## Required work:
Please return all of the records verbatim, with the pictures omitted.
--- Given records ---
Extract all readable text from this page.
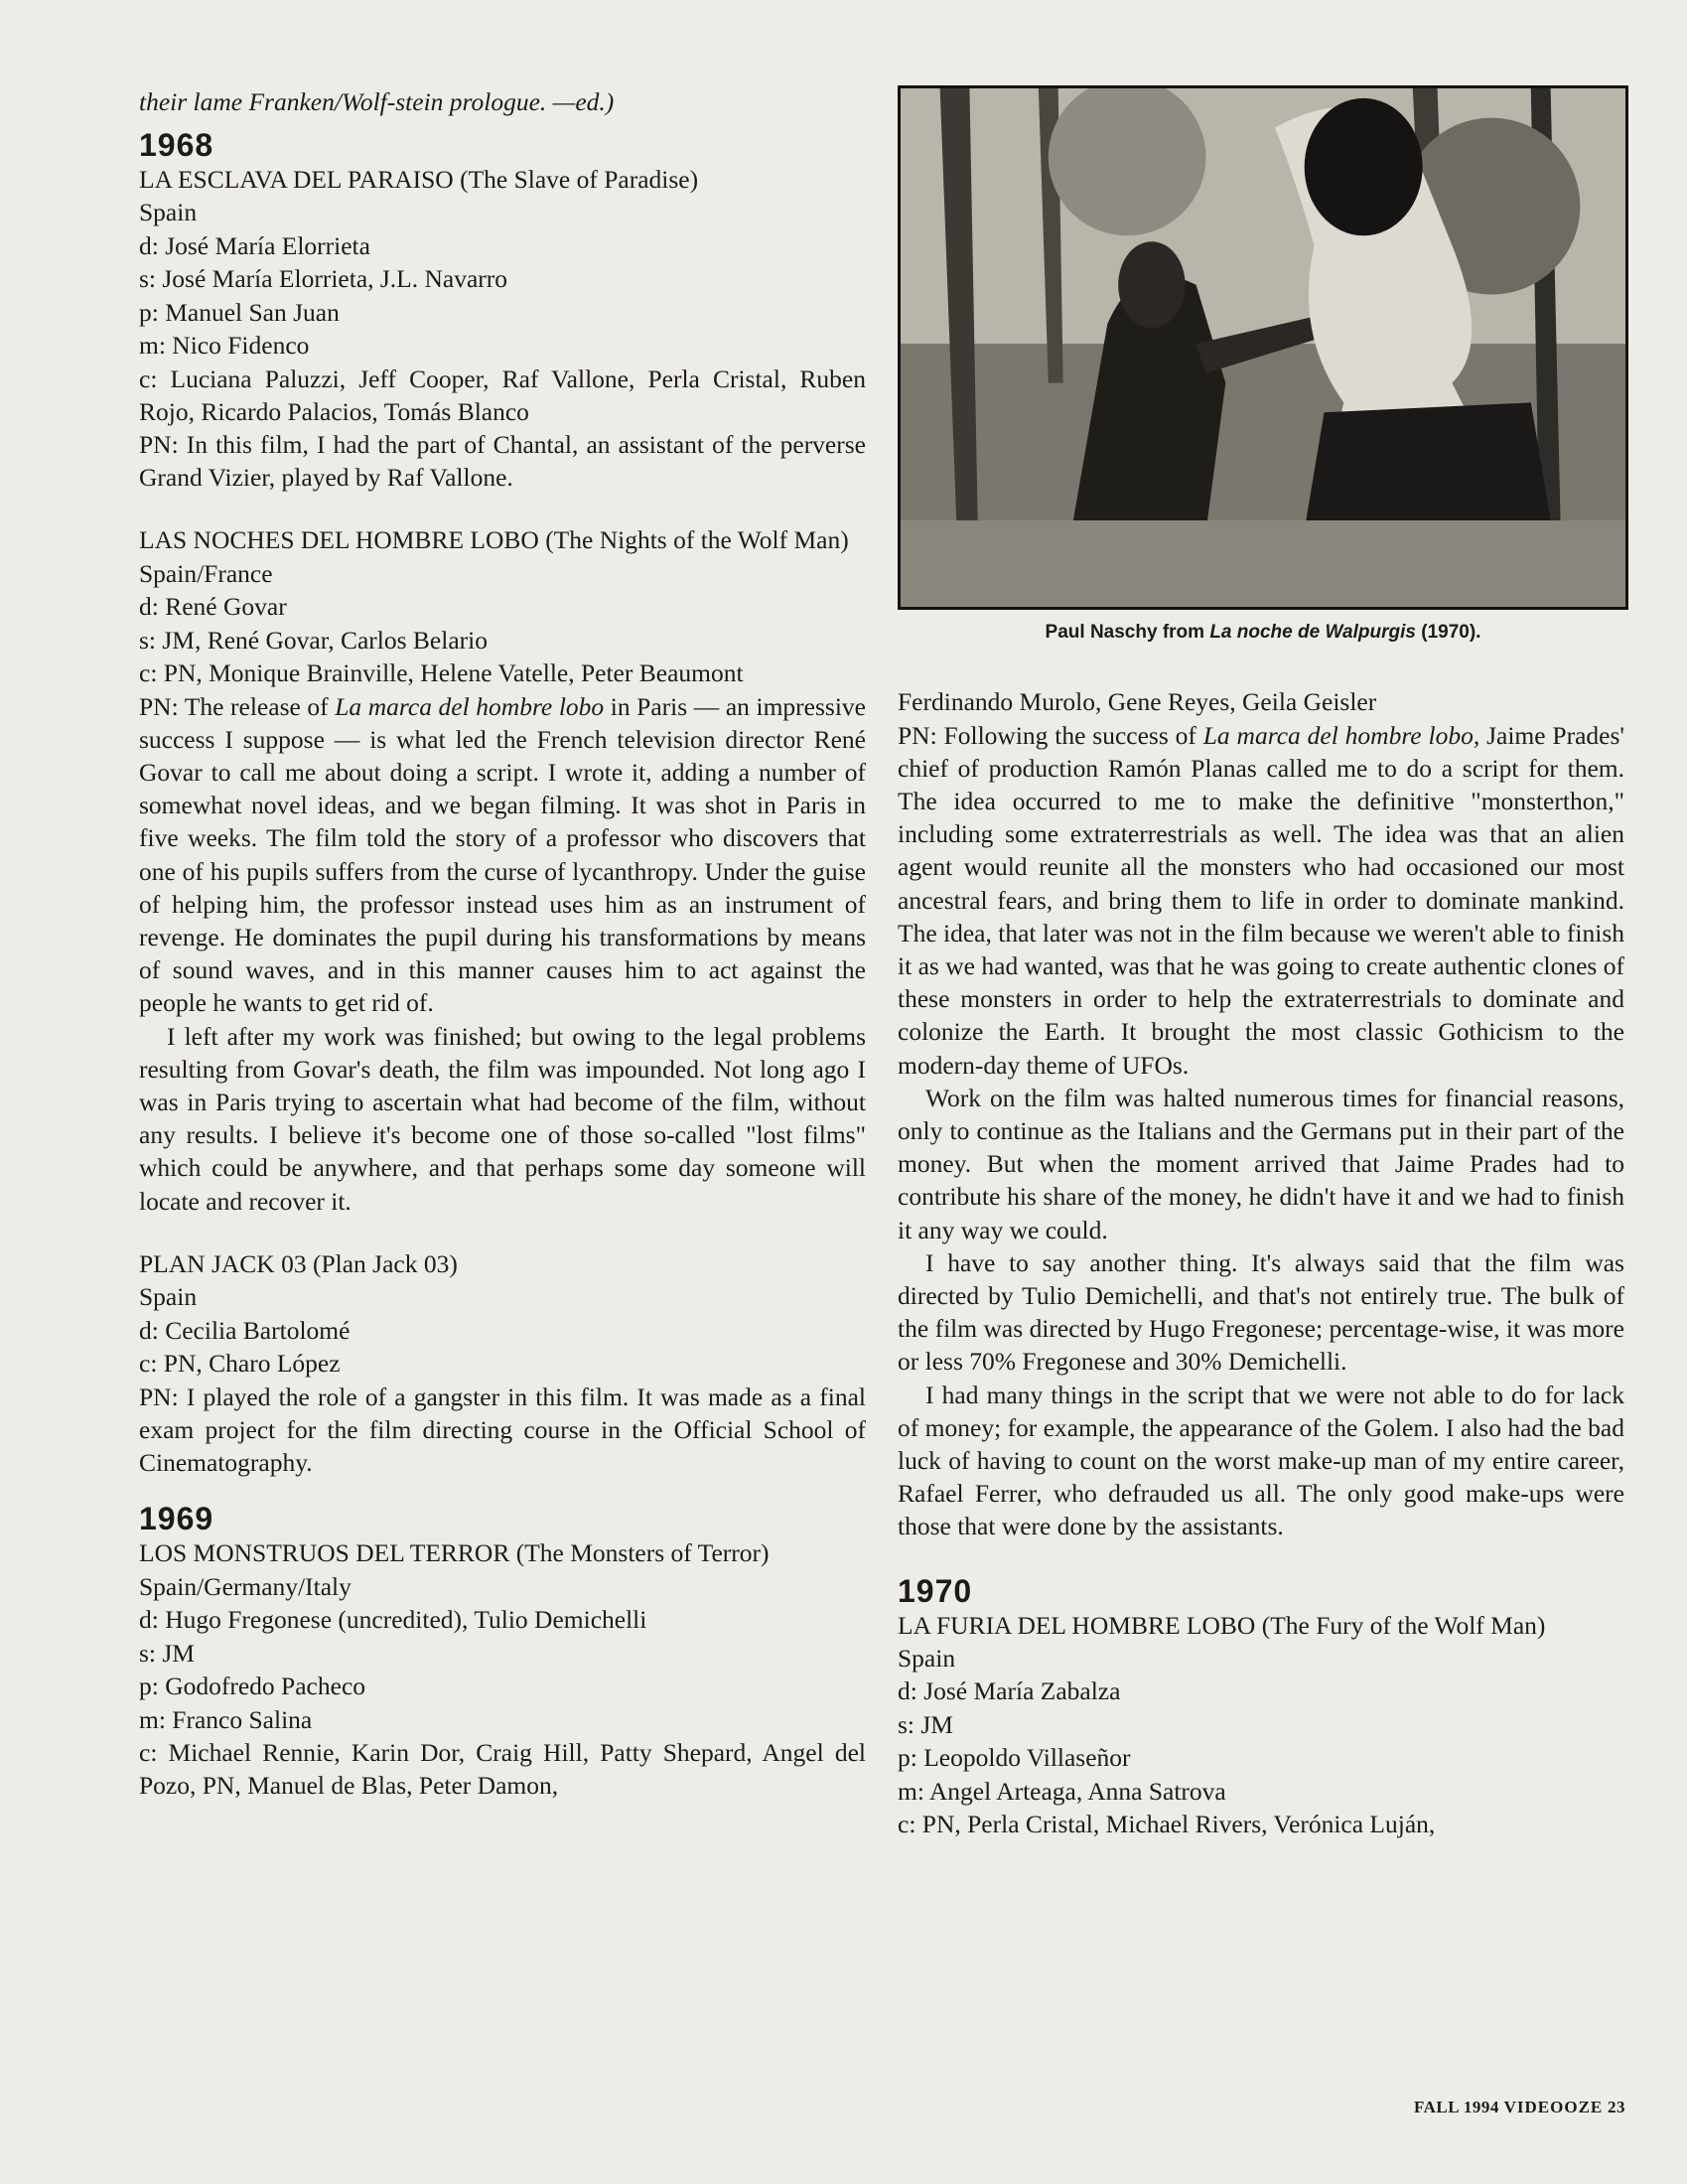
their lame Franken/Wolf-stein prologue. —ed.)

1968

LA ESCLAVA DEL PARAISO (The Slave of Paradise)

Spain

d: José María Elorrieta

s: José María Elorrieta, J.L. Navarro

p: Manuel San Juan

m: Nico Fidenco

c: Luciana Paluzzi, Jeff Cooper, Raf Vallone, Perla Cristal, Ruben Rojo, Ricardo Palacios, Tomás Blanco

PN: In this film, I had the part of Chantal, an assistant of the perverse Grand Vizier, played by Raf Vallone.

LAS NOCHES DEL HOMBRE LOBO (The Nights of the Wolf Man)

Spain/France

d: René Govar

s: JM, René Govar, Carlos Belario

c: PN, Monique Brainville, Helene Vatelle, Peter Beaumont

PN: The release of La marca del hombre lobo in Paris — an impressive success I suppose — is what led the French television director René Govar to call me about doing a script. I wrote it, adding a number of somewhat novel ideas, and we began filming. It was shot in Paris in five weeks. The film told the story of a professor who discovers that one of his pupils suffers from the curse of lycanthropy. Under the guise of helping him, the professor instead uses him as an instrument of revenge. He dominates the pupil during his transformations by means of sound waves, and in this manner causes him to act against the people he wants to get rid of.

I left after my work was finished; but owing to the legal problems resulting from Govar's death, the film was impounded. Not long ago I was in Paris trying to ascertain what had become of the film, without any results. I believe it's become one of those so-called "lost films" which could be anywhere, and that perhaps some day someone will locate and recover it.

PLAN JACK 03 (Plan Jack 03)

Spain

d: Cecilia Bartolomé

c: PN, Charo López

PN: I played the role of a gangster in this film. It was made as a final exam project for the film directing course in the Official School of Cinematography.

1969

LOS MONSTRUOS DEL TERROR (The Monsters of Terror)

Spain/Germany/Italy

d: Hugo Fregonese (uncredited), Tulio Demichelli

s: JM

p: Godofredo Pacheco

m: Franco Salina

c: Michael Rennie, Karin Dor, Craig Hill, Patty Shepard, Angel del Pozo, PN, Manuel de Blas, Peter Damon,

Paul Naschy from La noche de Walpurgis (1970).

Ferdinando Murolo, Gene Reyes, Geila Geisler

PN: Following the success of La marca del hombre lobo, Jaime Prades' chief of production Ramón Planas called me to do a script for them. The idea occurred to me to make the definitive "monsterthon," including some extraterrestrials as well. The idea was that an alien agent would reunite all the monsters who had occasioned our most ancestral fears, and bring them to life in order to dominate mankind. The idea, that later was not in the film because we weren't able to finish it as we had wanted, was that he was going to create authentic clones of these monsters in order to help the extraterrestrials to dominate and colonize the Earth. It brought the most classic Gothicism to the modern-day theme of UFOs.

Work on the film was halted numerous times for financial reasons, only to continue as the Italians and the Germans put in their part of the money. But when the moment arrived that Jaime Prades had to contribute his share of the money, he didn't have it and we had to finish it any way we could.

I have to say another thing. It's always said that the film was directed by Tulio Demichelli, and that's not entirely true. The bulk of the film was directed by Hugo Fregonese; percentage-wise, it was more or less 70% Fregonese and 30% Demichelli.

I had many things in the script that we were not able to do for lack of money; for example, the appearance of the Golem. I also had the bad luck of having to count on the worst make-up man of my entire career, Rafael Ferrer, who defrauded us all. The only good make-ups were those that were done by the assistants.

1970

LA FURIA DEL HOMBRE LOBO (The Fury of the Wolf Man)

Spain

d: José María Zabalza

s: JM

p: Leopoldo Villaseñor

m: Angel Arteaga, Anna Satrova

c: PN, Perla Cristal, Michael Rivers, Verónica Luján,

FALL 1994 VIDEOOZE 23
---
## Solution:
Extract all readable text from this page.
their lame Franken/Wolf-stein prologue. —ed.)

1968

LA ESCLAVA DEL PARAISO (The Slave of Paradise)

Spain

d: José María Elorrieta

s: José María Elorrieta, J.L. Navarro

p: Manuel San Juan

m: Nico Fidenco

c: Luciana Paluzzi, Jeff Cooper, Raf Vallone, Perla Cristal, Ruben Rojo, Ricardo Palacios, Tomás Blanco

PN: In this film, I had the part of Chantal, an assistant of the perverse Grand Vizier, played by Raf Vallone.

LAS NOCHES DEL HOMBRE LOBO (The Nights of the Wolf Man)

Spain/France

d: René Govar

s: JM, René Govar, Carlos Belario

c: PN, Monique Brainville, Helene Vatelle, Peter Beaumont

PN: The release of La marca del hombre lobo in Paris — an impressive success I suppose — is what led the French television director René Govar to call me about doing a script. I wrote it, adding a number of somewhat novel ideas, and we began filming. It was shot in Paris in five weeks. The film told the story of a professor who discovers that one of his pupils suffers from the curse of lycanthropy. Under the guise of helping him, the professor instead uses him as an instrument of revenge. He dominates the pupil during his transformations by means of sound waves, and in this manner causes him to act against the people he wants to get rid of.

I left after my work was finished; but owing to the legal problems resulting from Govar's death, the film was impounded. Not long ago I was in Paris trying to ascertain what had become of the film, without any results. I believe it's become one of those so-called "lost films" which could be anywhere, and that perhaps some day someone will locate and recover it.

PLAN JACK 03 (Plan Jack 03)

Spain

d: Cecilia Bartolomé

c: PN, Charo López

PN: I played the role of a gangster in this film. It was made as a final exam project for the film directing course in the Official School of Cinematography.

1969

LOS MONSTRUOS DEL TERROR (The Monsters of Terror)

Spain/Germany/Italy

d: Hugo Fregonese (uncredited), Tulio Demichelli

s: JM

p: Godofredo Pacheco

m: Franco Salina

c: Michael Rennie, Karin Dor, Craig Hill, Patty Shepard, Angel del Pozo, PN, Manuel de Blas, Peter Damon,

Paul Naschy from La noche de Walpurgis (1970).

Ferdinando Murolo, Gene Reyes, Geila Geisler

PN: Following the success of La marca del hombre lobo, Jaime Prades' chief of production Ramón Planas called me to do a script for them. The idea occurred to me to make the definitive "monsterthon," including some extraterrestrials as well. The idea was that an alien agent would reunite all the monsters who had occasioned our most ancestral fears, and bring them to life in order to dominate mankind. The idea, that later was not in the film because we weren't able to finish it as we had wanted, was that he was going to create authentic clones of these monsters in order to help the extraterrestrials to dominate and colonize the Earth. It brought the most classic Gothicism to the modern-day theme of UFOs.

Work on the film was halted numerous times for financial reasons, only to continue as the Italians and the Germans put in their part of the money. But when the moment arrived that Jaime Prades had to contribute his share of the money, he didn't have it and we had to finish it any way we could.

I have to say another thing. It's always said that the film was directed by Tulio Demichelli, and that's not entirely true. The bulk of the film was directed by Hugo Fregonese; percentage-wise, it was more or less 70% Fregonese and 30% Demichelli.

I had many things in the script that we were not able to do for lack of money; for example, the appearance of the Golem. I also had the bad luck of having to count on the worst make-up man of my entire career, Rafael Ferrer, who defrauded us all. The only good make-ups were those that were done by the assistants.

1970

LA FURIA DEL HOMBRE LOBO (The Fury of the Wolf Man)

Spain

d: José María Zabalza

s: JM

p: Leopoldo Villaseñor

m: Angel Arteaga, Anna Satrova

c: PN, Perla Cristal, Michael Rivers, Verónica Luján,

FALL 1994 VIDEOOZE 23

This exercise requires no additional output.